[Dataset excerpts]
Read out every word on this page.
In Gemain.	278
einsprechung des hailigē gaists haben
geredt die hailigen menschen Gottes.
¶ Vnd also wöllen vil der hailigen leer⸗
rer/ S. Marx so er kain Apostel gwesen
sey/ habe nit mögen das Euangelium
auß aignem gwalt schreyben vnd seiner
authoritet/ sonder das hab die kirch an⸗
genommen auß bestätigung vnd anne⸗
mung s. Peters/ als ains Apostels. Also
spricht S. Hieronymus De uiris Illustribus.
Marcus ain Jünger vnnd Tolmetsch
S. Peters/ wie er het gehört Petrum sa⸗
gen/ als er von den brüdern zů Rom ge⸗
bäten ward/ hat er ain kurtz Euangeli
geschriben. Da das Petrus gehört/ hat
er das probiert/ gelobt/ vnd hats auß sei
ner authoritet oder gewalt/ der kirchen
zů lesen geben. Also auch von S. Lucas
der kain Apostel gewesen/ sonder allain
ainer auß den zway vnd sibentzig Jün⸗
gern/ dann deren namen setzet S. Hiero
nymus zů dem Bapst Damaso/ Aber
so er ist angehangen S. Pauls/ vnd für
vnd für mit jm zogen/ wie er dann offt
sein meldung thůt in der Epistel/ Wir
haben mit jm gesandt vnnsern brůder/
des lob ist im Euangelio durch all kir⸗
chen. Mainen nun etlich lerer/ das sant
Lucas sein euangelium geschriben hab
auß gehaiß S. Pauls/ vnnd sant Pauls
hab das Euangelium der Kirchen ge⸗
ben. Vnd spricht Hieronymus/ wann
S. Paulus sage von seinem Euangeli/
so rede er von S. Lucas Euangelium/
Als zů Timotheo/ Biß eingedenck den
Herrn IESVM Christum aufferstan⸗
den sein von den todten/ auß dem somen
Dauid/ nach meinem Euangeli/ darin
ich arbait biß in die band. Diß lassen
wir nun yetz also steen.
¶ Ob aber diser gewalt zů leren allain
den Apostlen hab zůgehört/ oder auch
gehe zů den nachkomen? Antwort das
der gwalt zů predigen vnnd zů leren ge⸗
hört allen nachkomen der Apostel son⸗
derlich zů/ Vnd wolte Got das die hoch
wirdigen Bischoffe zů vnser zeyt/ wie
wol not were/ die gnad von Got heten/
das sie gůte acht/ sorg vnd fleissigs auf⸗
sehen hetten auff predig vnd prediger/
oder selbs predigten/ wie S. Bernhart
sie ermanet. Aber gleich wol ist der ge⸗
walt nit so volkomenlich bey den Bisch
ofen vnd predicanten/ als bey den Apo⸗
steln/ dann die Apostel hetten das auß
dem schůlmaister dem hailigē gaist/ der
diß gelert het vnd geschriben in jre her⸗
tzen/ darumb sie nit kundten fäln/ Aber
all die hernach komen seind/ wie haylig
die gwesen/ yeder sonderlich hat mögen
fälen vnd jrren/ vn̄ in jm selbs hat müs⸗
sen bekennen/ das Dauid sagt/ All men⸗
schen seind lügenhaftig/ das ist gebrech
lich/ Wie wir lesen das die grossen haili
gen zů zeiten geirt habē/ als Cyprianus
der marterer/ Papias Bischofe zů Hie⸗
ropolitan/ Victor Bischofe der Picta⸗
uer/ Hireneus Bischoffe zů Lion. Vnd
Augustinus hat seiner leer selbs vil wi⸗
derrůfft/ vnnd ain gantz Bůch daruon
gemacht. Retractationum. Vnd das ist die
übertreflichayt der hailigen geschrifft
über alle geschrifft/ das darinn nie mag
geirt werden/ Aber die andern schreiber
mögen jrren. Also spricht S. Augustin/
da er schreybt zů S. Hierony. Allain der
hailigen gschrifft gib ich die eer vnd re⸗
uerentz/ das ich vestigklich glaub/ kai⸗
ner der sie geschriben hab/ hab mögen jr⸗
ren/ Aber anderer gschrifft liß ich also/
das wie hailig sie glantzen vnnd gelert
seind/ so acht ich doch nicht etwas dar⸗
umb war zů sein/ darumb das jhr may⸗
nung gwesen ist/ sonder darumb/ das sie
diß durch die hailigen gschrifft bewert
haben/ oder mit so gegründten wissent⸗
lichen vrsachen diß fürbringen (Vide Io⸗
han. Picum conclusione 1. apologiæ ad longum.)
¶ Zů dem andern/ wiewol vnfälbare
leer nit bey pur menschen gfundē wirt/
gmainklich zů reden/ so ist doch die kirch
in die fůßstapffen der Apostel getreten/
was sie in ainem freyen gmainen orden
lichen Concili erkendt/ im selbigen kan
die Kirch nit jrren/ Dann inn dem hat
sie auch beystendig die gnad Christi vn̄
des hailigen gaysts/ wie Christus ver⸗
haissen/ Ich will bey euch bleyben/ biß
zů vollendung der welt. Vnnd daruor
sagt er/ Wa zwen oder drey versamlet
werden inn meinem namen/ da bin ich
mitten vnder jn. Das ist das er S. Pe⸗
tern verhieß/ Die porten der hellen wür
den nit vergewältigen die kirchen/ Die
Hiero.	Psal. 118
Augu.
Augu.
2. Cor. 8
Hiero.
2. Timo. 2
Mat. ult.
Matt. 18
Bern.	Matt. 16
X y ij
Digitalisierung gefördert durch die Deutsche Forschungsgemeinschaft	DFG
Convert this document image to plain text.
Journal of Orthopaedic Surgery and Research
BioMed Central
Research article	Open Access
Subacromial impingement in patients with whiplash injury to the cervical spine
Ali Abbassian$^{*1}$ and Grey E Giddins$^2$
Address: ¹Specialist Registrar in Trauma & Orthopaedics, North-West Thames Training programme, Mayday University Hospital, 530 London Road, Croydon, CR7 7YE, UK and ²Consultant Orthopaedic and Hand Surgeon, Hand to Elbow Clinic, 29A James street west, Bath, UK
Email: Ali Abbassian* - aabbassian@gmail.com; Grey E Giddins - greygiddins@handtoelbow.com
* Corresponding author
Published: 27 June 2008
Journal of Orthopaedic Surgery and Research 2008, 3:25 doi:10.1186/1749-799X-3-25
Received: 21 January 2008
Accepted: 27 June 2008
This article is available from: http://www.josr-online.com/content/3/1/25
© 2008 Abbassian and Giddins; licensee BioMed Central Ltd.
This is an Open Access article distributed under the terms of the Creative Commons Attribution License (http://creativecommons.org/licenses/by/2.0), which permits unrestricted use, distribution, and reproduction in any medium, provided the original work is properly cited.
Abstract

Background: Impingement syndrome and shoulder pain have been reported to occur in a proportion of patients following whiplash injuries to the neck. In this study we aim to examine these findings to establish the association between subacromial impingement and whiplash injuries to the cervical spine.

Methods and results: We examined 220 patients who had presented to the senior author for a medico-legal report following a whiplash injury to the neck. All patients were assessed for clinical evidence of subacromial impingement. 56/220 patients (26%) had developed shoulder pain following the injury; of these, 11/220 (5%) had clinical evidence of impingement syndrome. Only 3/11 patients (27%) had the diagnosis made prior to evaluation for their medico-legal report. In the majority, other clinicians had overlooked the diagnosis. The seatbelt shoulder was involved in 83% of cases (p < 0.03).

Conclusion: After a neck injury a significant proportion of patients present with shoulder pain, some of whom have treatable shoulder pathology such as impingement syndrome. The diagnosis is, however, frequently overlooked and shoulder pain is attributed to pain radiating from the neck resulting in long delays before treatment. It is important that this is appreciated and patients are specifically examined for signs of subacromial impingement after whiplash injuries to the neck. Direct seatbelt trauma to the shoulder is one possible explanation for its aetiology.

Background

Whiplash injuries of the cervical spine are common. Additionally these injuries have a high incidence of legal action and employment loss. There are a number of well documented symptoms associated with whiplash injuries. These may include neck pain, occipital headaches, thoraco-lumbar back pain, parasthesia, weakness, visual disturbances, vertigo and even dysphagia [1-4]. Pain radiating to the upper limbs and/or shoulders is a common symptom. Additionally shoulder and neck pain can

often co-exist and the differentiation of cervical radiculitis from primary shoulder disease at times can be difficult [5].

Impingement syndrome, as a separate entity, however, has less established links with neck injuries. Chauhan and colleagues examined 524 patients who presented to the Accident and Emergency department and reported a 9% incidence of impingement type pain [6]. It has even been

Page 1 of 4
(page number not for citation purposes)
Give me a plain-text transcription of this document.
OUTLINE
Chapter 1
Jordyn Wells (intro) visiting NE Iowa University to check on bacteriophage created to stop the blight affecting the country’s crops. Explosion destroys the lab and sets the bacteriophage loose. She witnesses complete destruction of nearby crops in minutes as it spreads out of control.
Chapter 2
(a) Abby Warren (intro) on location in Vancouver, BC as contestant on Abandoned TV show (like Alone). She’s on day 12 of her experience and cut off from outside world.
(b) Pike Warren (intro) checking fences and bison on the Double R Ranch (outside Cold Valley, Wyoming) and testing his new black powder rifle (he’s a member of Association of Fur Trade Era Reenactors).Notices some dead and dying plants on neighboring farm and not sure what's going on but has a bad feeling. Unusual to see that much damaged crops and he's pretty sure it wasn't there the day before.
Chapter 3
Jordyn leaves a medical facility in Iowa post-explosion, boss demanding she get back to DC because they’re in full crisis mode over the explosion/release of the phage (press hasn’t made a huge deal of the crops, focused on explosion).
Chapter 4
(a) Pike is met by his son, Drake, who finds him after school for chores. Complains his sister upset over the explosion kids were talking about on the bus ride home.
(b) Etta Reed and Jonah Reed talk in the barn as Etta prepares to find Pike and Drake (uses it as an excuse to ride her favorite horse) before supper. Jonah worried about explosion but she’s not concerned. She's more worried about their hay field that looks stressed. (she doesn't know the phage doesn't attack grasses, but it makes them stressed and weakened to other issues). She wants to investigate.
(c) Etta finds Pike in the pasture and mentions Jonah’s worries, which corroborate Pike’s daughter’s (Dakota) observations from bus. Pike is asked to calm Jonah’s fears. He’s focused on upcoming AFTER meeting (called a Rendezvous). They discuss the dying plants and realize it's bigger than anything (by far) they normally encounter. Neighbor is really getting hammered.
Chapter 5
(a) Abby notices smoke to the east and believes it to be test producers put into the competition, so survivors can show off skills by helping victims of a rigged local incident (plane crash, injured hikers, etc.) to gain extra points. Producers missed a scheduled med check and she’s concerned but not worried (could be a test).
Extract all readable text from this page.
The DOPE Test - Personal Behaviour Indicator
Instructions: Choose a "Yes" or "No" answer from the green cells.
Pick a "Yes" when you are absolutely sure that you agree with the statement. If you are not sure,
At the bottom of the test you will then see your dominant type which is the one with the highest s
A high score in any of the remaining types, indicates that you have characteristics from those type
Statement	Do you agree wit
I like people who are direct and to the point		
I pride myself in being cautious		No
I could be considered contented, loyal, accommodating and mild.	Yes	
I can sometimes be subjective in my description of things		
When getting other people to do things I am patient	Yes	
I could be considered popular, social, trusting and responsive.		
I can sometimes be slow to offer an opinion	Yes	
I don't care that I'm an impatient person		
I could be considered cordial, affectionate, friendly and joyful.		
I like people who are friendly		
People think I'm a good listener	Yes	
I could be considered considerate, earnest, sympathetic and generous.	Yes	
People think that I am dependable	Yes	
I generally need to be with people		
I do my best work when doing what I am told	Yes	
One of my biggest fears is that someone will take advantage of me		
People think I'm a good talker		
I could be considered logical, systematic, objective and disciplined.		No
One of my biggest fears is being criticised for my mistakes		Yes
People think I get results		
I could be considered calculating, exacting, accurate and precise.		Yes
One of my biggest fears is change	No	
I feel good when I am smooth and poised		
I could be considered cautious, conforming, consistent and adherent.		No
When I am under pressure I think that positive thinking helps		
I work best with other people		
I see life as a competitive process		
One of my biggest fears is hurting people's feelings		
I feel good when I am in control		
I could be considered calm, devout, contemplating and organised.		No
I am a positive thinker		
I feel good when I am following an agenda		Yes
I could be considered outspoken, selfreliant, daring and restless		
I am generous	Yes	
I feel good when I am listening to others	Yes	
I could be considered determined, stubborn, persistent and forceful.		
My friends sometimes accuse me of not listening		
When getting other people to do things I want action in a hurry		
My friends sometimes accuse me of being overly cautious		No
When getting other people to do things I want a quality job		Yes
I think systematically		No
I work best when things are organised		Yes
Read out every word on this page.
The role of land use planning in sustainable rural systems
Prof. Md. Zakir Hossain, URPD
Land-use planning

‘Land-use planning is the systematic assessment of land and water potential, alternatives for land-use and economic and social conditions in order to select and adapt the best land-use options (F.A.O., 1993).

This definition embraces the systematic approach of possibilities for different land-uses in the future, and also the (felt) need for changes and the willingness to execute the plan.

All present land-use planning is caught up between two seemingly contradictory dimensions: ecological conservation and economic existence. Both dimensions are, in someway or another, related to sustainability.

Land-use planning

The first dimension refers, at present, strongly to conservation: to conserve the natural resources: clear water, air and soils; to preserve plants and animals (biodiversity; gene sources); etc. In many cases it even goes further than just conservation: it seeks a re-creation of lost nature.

▶ **Assignment**
Write down how many lines of the data above contain the word "Drake", with nothing else.

▶ **Result for this task**
2